▶ [Records to process]
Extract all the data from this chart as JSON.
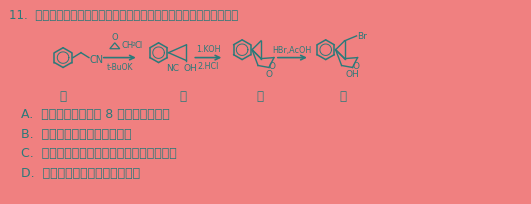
{
  "background_color": "#F08080",
  "title_text": "11.  抗抑郁药米那普伦中间体的合成路线如图所示。下列说法正确的是",
  "options": [
    "A.  化合物甲中最多有 8 个碳原子共平面",
    "B.  化合物乙不能发生消去反应",
    "C.  化合物丙转化为化合物丁发生了加成反应",
    "D.  化合物丁与苯乙酸互为同系物"
  ],
  "fig_width": 5.31,
  "fig_height": 2.05,
  "dpi": 100,
  "title_fontsize": 8.5,
  "option_fontsize": 9.0,
  "text_color": "#2a7a7a",
  "chem_color": "#2a7a7a"
}
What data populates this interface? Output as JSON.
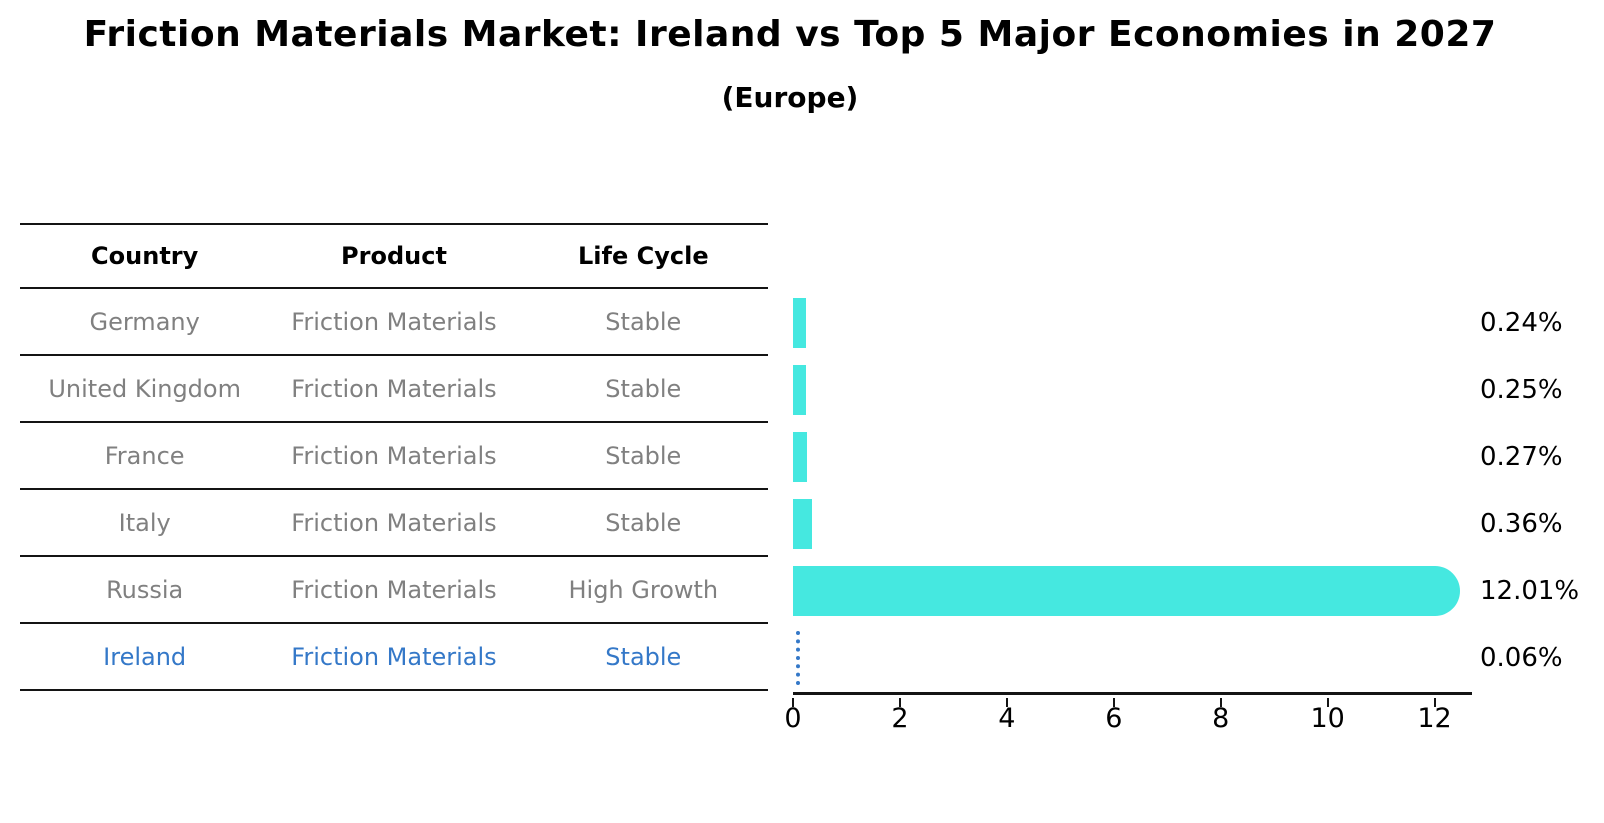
{
  "title": "Friction Materials Market: Ireland vs Top 5 Major Economies in 2027",
  "subtitle": "(Europe)",
  "table": {
    "headers": [
      "Country",
      "Product",
      "Life Cycle"
    ],
    "rows": [
      {
        "country": "Germany",
        "product": "Friction Materials",
        "life_cycle": "Stable",
        "highlighted": false
      },
      {
        "country": "United Kingdom",
        "product": "Friction Materials",
        "life_cycle": "Stable",
        "highlighted": false
      },
      {
        "country": "France",
        "product": "Friction Materials",
        "life_cycle": "Stable",
        "highlighted": false
      },
      {
        "country": "Italy",
        "product": "Friction Materials",
        "life_cycle": "Stable",
        "highlighted": false
      },
      {
        "country": "Russia",
        "product": "Friction Materials",
        "life_cycle": "High Growth",
        "highlighted": false
      },
      {
        "country": "Ireland",
        "product": "Friction Materials",
        "life_cycle": "Stable",
        "highlighted": true
      }
    ]
  },
  "chart_data": {
    "type": "bar",
    "orientation": "horizontal",
    "title": "Friction Materials Market: Ireland vs Top 5 Major Economies in 2027",
    "subtitle": "(Europe)",
    "categories": [
      "Germany",
      "United Kingdom",
      "France",
      "Italy",
      "Russia",
      "Ireland"
    ],
    "values": [
      0.24,
      0.25,
      0.27,
      0.36,
      12.01,
      0.06
    ],
    "value_labels": [
      "0.24%",
      "0.25%",
      "0.27%",
      "0.36%",
      "12.01%",
      "0.06%"
    ],
    "highlight_index": 5,
    "x_ticks": [
      0,
      2,
      4,
      6,
      8,
      10,
      12
    ],
    "xlim": [
      0,
      12.7
    ],
    "grid": false,
    "legend": false
  },
  "colors": {
    "bar": "#45E8E0",
    "highlight": "#3478C8",
    "row_text": "#808080",
    "header_text": "#000000",
    "line": "#141414"
  }
}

▶ [Exercise requirements] Quote every record above exactly, leaving out any pictures.

▶ [The reply]
Extract all the data from this chart as JSON.
{
  "background_color": "#F08080",
  "title_text": "11.  抗抑郁药米那普伦中间体的合成路线如图所示。下列说法正确的是",
  "options": [
    "A.  化合物甲中最多有 8 个碳原子共平面",
    "B.  化合物乙不能发生消去反应",
    "C.  化合物丙转化为化合物丁发生了加成反应",
    "D.  化合物丁与苯乙酸互为同系物"
  ],
  "fig_width": 5.31,
  "fig_height": 2.05,
  "dpi": 100,
  "title_fontsize": 8.5,
  "option_fontsize": 9.0,
  "text_color": "#2a7a7a",
  "chem_color": "#2a7a7a"
}
What data populates this interface? Output as JSON.
{
  "title": "Friction Materials Market: Ireland vs Top 5 Major Economies in 2027",
  "subtitle": "(Europe)",
  "table": {
    "headers": [
      "Country",
      "Product",
      "Life Cycle"
    ],
    "rows": [
      {
        "country": "Germany",
        "product": "Friction Materials",
        "life_cycle": "Stable",
        "highlighted": false
      },
      {
        "country": "United Kingdom",
        "product": "Friction Materials",
        "life_cycle": "Stable",
        "highlighted": false
      },
      {
        "country": "France",
        "product": "Friction Materials",
        "life_cycle": "Stable",
        "highlighted": false
      },
      {
        "country": "Italy",
        "product": "Friction Materials",
        "life_cycle": "Stable",
        "highlighted": false
      },
      {
        "country": "Russia",
        "product": "Friction Materials",
        "life_cycle": "High Growth",
        "highlighted": false
      },
      {
        "country": "Ireland",
        "product": "Friction Materials",
        "life_cycle": "Stable",
        "highlighted": true
      }
    ]
  },
  "chart_data": {
    "type": "bar",
    "orientation": "horizontal",
    "title": "Friction Materials Market: Ireland vs Top 5 Major Economies in 2027",
    "subtitle": "(Europe)",
    "categories": [
      "Germany",
      "United Kingdom",
      "France",
      "Italy",
      "Russia",
      "Ireland"
    ],
    "values": [
      0.24,
      0.25,
      0.27,
      0.36,
      12.01,
      0.06
    ],
    "value_labels": [
      "0.24%",
      "0.25%",
      "0.27%",
      "0.36%",
      "12.01%",
      "0.06%"
    ],
    "highlight_index": 5,
    "x_ticks": [
      0,
      2,
      4,
      6,
      8,
      10,
      12
    ],
    "xlim": [
      0,
      12.7
    ],
    "grid": false,
    "legend": false
  },
  "colors": {
    "bar": "#45E8E0",
    "highlight": "#3478C8",
    "row_text": "#808080",
    "header_text": "#000000",
    "line": "#141414"
  }
}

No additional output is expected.